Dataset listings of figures
##############################

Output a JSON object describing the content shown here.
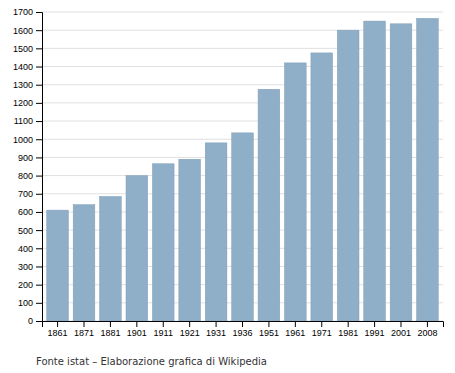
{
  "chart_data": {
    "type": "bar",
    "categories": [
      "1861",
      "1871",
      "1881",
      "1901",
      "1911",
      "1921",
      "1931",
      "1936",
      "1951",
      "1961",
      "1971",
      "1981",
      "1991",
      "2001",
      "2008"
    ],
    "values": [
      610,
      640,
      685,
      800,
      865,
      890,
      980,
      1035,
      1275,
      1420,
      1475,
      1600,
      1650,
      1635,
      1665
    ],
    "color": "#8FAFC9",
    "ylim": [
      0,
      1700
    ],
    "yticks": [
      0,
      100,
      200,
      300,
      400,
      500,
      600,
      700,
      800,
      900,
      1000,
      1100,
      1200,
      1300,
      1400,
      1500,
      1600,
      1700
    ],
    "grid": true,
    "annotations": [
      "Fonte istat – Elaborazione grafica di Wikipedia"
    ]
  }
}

##############################

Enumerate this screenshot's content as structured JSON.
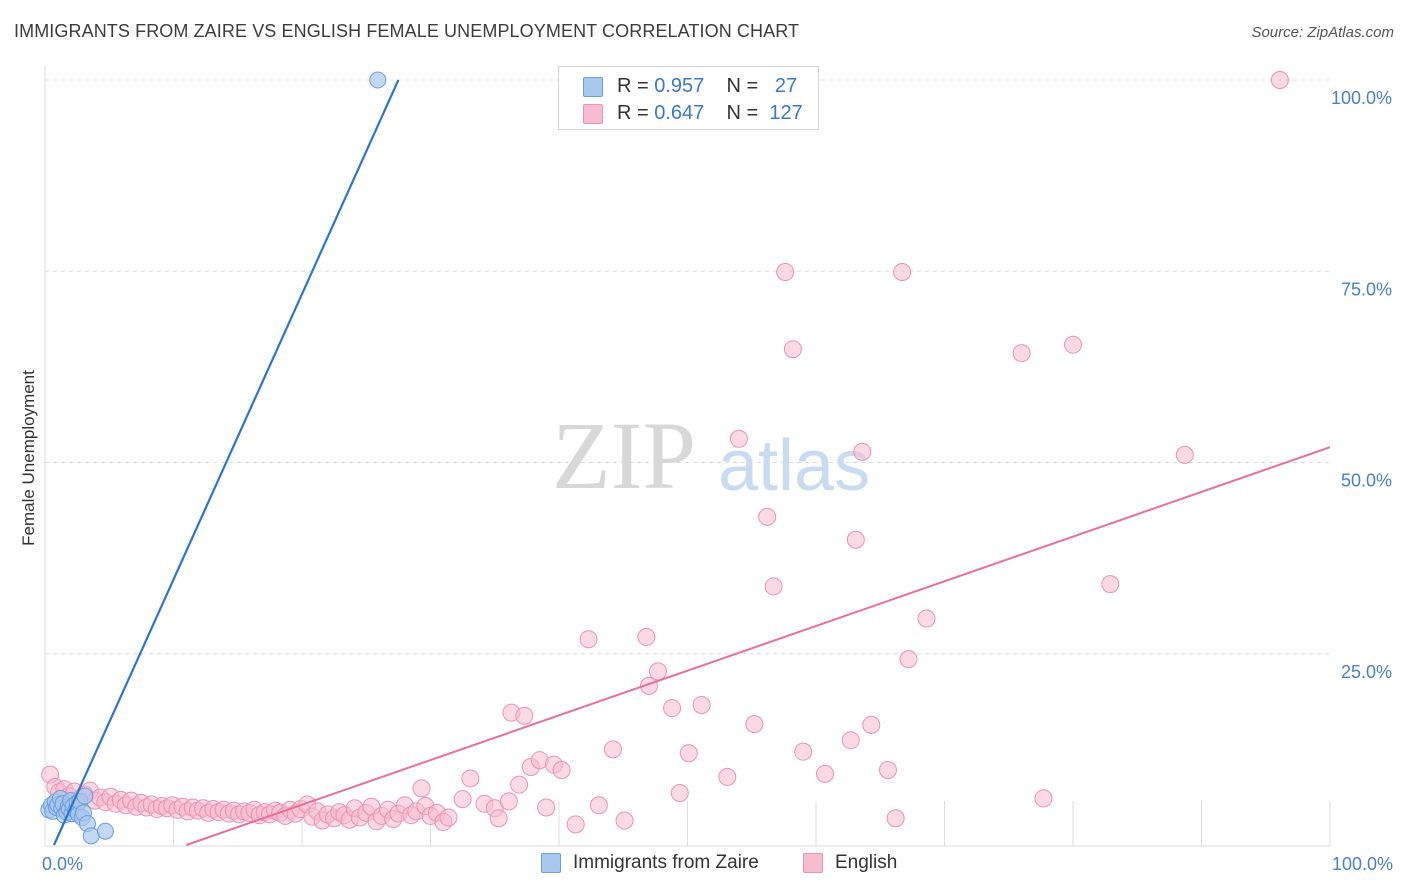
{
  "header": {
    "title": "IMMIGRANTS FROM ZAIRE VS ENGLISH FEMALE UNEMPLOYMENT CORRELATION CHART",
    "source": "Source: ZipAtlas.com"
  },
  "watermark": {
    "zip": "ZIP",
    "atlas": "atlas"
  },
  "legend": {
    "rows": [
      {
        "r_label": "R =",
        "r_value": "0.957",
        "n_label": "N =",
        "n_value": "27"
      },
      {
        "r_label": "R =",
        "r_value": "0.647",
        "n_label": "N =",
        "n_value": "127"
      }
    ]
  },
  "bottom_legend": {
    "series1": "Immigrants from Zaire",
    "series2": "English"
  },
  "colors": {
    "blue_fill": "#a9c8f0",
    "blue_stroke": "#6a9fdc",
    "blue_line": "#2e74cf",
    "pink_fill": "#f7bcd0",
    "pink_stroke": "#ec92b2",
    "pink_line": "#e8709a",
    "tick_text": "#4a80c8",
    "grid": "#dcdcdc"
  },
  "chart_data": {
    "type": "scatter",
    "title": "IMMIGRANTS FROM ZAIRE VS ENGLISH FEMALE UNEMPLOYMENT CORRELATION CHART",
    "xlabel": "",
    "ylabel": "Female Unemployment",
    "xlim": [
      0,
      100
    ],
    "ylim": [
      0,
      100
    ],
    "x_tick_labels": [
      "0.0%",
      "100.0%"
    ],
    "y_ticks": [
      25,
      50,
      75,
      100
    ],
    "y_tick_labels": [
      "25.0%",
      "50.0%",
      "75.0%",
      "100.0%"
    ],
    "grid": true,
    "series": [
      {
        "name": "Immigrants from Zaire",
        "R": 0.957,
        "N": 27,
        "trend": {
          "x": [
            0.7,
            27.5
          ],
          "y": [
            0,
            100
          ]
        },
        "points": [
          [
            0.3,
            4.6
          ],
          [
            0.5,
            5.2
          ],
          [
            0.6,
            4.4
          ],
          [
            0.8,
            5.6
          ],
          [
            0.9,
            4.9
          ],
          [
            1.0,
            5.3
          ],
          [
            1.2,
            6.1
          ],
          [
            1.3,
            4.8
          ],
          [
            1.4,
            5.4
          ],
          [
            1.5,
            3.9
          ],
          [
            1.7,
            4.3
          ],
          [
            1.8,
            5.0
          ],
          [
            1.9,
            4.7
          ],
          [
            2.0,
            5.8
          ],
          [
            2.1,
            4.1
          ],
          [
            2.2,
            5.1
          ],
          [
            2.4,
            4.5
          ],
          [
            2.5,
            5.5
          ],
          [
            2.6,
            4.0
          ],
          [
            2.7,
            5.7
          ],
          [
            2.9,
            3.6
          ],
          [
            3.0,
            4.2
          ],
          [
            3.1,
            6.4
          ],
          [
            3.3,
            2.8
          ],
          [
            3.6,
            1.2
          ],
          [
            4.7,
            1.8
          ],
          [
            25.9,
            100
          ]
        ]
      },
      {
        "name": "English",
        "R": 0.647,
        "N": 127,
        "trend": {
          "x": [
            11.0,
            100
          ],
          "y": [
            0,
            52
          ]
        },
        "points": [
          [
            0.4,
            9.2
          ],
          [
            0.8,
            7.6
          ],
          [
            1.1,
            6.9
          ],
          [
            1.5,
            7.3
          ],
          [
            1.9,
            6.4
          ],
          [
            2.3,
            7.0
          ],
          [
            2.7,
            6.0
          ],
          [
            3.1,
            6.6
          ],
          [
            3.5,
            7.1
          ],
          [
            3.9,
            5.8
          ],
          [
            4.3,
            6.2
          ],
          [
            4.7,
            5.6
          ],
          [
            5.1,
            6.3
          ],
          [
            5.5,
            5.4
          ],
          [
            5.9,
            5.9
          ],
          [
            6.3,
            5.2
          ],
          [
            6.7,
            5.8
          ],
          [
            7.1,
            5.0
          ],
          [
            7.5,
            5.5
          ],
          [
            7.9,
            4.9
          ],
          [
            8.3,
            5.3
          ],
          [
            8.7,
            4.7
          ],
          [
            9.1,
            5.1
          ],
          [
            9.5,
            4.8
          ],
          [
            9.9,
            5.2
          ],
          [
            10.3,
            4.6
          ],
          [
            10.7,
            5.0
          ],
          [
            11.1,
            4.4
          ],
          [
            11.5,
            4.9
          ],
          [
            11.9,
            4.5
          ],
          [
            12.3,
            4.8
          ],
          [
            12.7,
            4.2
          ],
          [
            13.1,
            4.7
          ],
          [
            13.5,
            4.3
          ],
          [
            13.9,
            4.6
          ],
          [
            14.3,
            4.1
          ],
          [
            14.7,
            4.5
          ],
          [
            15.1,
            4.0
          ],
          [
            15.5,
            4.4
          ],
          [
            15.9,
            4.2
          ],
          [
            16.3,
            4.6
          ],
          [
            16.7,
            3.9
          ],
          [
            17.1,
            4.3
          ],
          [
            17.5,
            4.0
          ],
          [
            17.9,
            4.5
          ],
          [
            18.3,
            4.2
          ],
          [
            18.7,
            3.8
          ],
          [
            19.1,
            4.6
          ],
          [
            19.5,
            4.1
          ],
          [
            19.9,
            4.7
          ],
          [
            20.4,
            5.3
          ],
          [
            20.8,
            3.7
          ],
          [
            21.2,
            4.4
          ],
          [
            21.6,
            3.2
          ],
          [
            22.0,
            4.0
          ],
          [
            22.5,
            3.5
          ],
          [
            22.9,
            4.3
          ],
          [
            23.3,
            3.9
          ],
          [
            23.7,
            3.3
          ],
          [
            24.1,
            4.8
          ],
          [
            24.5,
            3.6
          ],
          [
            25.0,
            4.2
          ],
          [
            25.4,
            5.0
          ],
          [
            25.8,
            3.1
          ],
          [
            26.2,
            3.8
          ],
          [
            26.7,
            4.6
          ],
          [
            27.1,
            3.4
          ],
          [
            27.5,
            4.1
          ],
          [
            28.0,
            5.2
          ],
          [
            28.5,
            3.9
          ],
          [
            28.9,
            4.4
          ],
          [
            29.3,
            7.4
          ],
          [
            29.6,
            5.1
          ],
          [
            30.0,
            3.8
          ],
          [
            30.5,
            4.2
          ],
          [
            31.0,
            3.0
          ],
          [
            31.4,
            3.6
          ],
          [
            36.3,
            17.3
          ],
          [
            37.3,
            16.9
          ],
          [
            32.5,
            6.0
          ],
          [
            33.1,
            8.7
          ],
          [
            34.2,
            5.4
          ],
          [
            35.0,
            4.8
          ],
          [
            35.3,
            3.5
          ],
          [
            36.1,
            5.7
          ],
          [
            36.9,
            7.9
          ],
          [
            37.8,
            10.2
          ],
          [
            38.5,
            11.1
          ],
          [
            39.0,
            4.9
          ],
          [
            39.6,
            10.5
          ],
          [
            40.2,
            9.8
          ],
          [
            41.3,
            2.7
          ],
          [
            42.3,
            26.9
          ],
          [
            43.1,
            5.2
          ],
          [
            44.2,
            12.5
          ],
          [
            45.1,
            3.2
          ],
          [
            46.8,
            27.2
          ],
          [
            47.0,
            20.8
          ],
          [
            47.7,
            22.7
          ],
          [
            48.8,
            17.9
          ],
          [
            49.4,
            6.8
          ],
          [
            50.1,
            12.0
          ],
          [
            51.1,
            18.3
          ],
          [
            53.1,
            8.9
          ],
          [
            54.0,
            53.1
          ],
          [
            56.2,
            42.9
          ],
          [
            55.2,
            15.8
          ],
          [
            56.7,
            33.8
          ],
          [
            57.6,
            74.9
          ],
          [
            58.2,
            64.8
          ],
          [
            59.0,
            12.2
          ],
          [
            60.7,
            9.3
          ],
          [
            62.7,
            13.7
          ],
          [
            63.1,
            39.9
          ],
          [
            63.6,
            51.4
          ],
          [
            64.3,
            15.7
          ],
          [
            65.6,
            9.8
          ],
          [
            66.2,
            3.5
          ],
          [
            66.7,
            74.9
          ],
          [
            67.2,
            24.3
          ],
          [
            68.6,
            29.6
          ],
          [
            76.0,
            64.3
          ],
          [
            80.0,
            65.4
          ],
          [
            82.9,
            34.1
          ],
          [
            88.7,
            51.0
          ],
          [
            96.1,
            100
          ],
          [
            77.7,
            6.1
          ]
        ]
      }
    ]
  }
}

##############################

### Written request
Reproduce every line from the entries that holds the word "JSON".

### Task answer
Output a JSON object describing the content shown here.
Enumerate this screenshot's content as structured JSON.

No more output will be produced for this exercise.